-- DIRECTIONS FOR THIS TASK --
From the data that follows, report how many lines hold the string "teachers", giving only the number.

[Start of EXERCISE MATERIALS]

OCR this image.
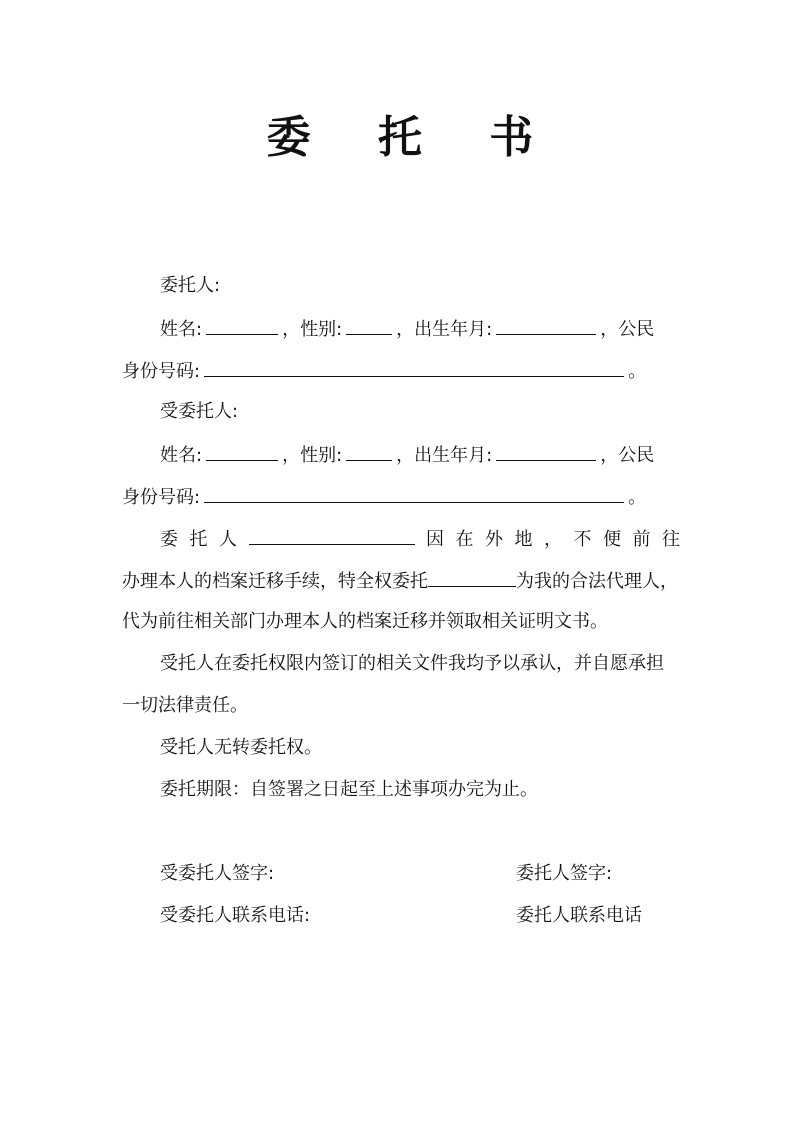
委 托 书
委托人:
姓名:	，性别:	，出生年月:	，公民
身份号码:	。
受委托人:
姓名:	，性别:	，出生年月:	，公民
身份号码:	。
委 托 人	因 在 外 地 ， 不 便 前 往
办理本人的档案迁移手续，特全权委托	为我的合法代理人，
代为前往相关部门办理本人的档案迁移并领取相关证明文书。
受托人在委托权限内签订的相关文件我均予以承认，并自愿承担
一切法律责任。
受托人无转委托权。
委托期限：自签署之日起至上述事项办完为止。
受委托人签字:	委托人签字:
受委托人联系电话:	委托人联系电话
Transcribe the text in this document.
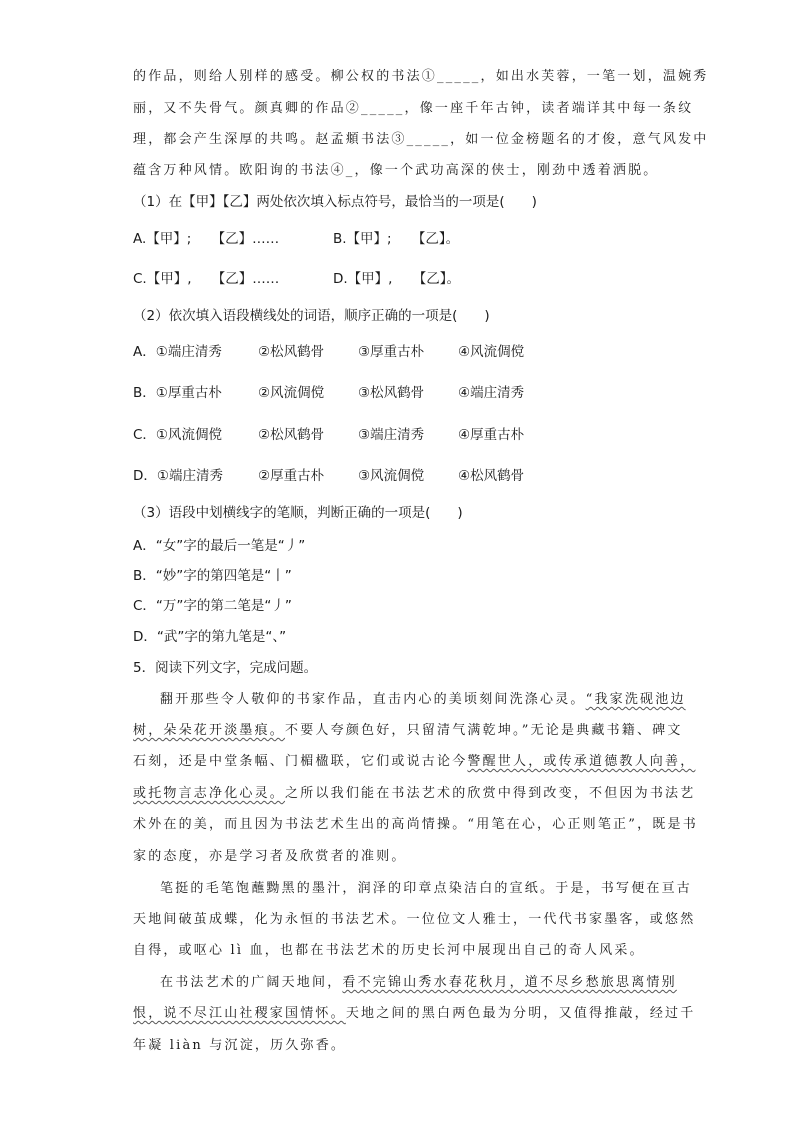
的作品，则给人别样的感受。柳公权的书法①_____，如出水芙蓉，一笔一划，温婉秀
丽，又不失骨气。颜真卿的作品②_____，像一座千年古钟，读者端详其中每一条纹
理，都会产生深厚的共鸣。赵孟頫书法③_____，如一位金榜题名的才俊，意气风发中
蕴含万种风情。欧阳询的书法④_，像一个武功高深的侠士，刚劲中透着洒脱。
（1）在【甲】【乙】两处依次填入标点符号，最恰当的一项是(　　)
A.【甲】;　　【乙】……	B.【甲】;　　【乙】。
C.【甲】,　　【乙】……	D.【甲】,　　【乙】。
（2）依次填入语段横线处的词语，顺序正确的一项是(　　)
A．①端庄清秀	②松风鹤骨	③厚重古朴	④风流倜傥
B．①厚重古朴	②风流倜傥	③松风鹤骨	④端庄清秀
C．①风流倜傥	②松风鹤骨	③端庄清秀	④厚重古朴
D．①端庄清秀	②厚重古朴	③风流倜傥	④松风鹤骨
（3）语段中划横线字的笔顺，判断正确的一项是(　　)
A．“女”字的最后一笔是“丿”
B．“妙”字的第四笔是“丨”
C．“万”字的第二笔是“丿”
D．“武”字的第九笔是“、”
5．阅读下列文字，完成问题。
翻开那些令人敬仰的书家作品，直击内心的美顷刻间洗涤心灵。“我家洗砚池边
树，朵朵花开淡墨痕。不要人夸颜色好，只留清气满乾坤。”无论是典藏书籍、碑文
石刻，还是中堂条幅、门楣楹联，它们或说古论今警醒世人，或传承道德教人向善，
或托物言志净化心灵。之所以我们能在书法艺术的欣赏中得到改变，不但因为书法艺
术外在的美，而且因为书法艺术生出的高尚情操。“用笔在心，心正则笔正”，既是书
家的态度，亦是学习者及欣赏者的准则。
笔挺的毛笔饱蘸黝黑的墨汁，润泽的印章点染洁白的宣纸。于是，书写便在亘古
天地间破茧成蝶，化为永恒的书法艺术。一位位文人雅士，一代代书家墨客，或悠然
自得，或呕心 lì 血，也都在书法艺术的历史长河中展现出自己的奇人风采。
在书法艺术的广阔天地间，看不完锦山秀水春花秋月，道不尽乡愁旅思离情别
恨，说不尽江山社稷家国情怀。天地之间的黑白两色最为分明，又值得推敲，经过千
年凝 liàn 与沉淀，历久弥香。
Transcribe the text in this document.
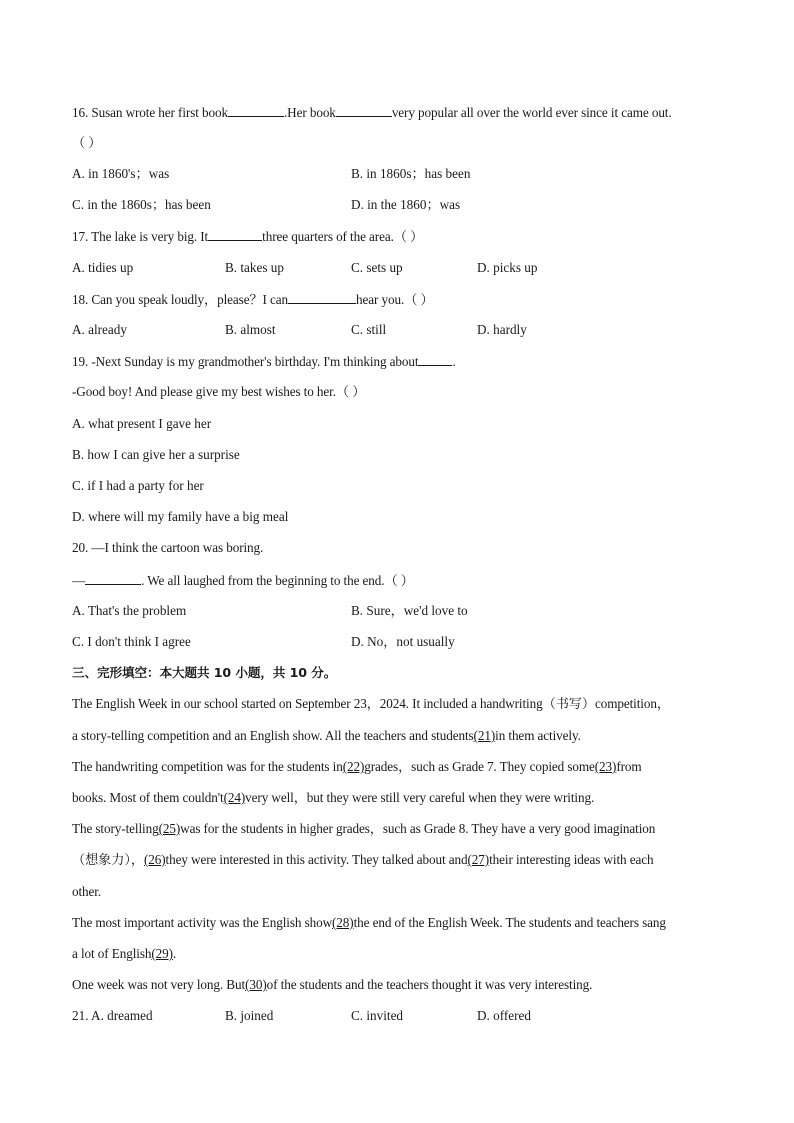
16. Susan wrote her first book	.Her book	very popular all over the world ever since it came out.
（ ）
A. in 1860's；was	B. in 1860s；has been
C. in the 1860s；has been	D. in the 1860；was
17. The lake is very big. It	three quarters of the area.（ ）
A. tidies up	B. takes up	C. sets up	D. picks up
18. Can you speak loudly，please？I can	hear you.（ ）
A. already	B. almost	C. still	D. hardly
19. -Next Sunday is my grandmother's birthday. I'm thinking about	.
-Good boy! And please give my best wishes to her.（ ）
A. what present I gave her
B. how I can give her a surprise
C. if I had a party for her
D. where will my family have a big meal
20. —I think the cartoon was boring.
—	. We all laughed from the beginning to the end.（ ）
A. That's the problem	B. Sure，we'd love to
C. I don't think I agree	D. No，not usually
三、完形填空：本大题共 10 小题，共 10 分。
The English Week in our school started on September 23，2024. It included a handwriting（书写）competition，
a story-telling competition and an English show. All the teachers and students(21)in them actively.
The handwriting competition was for the students in(22)grades，such as Grade 7. They copied some(23)from
books. Most of them couldn't(24)very well，but they were still very careful when they were writing.
The story-telling(25)was for the students in higher grades，such as Grade 8. They have a very good imagination
（想象力），(26)they were interested in this activity. They talked about and(27)their interesting ideas with each
other.
The most important activity was the English show(28)the end of the English Week. The students and teachers sang
a lot of English(29).
One week was not very long. But(30)of the students and the teachers thought it was very interesting.
21. A. dreamed	B. joined	C. invited	D. offered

[End of EXERCISE MATERIALS]

-- EXERCISE SOLUTION --
3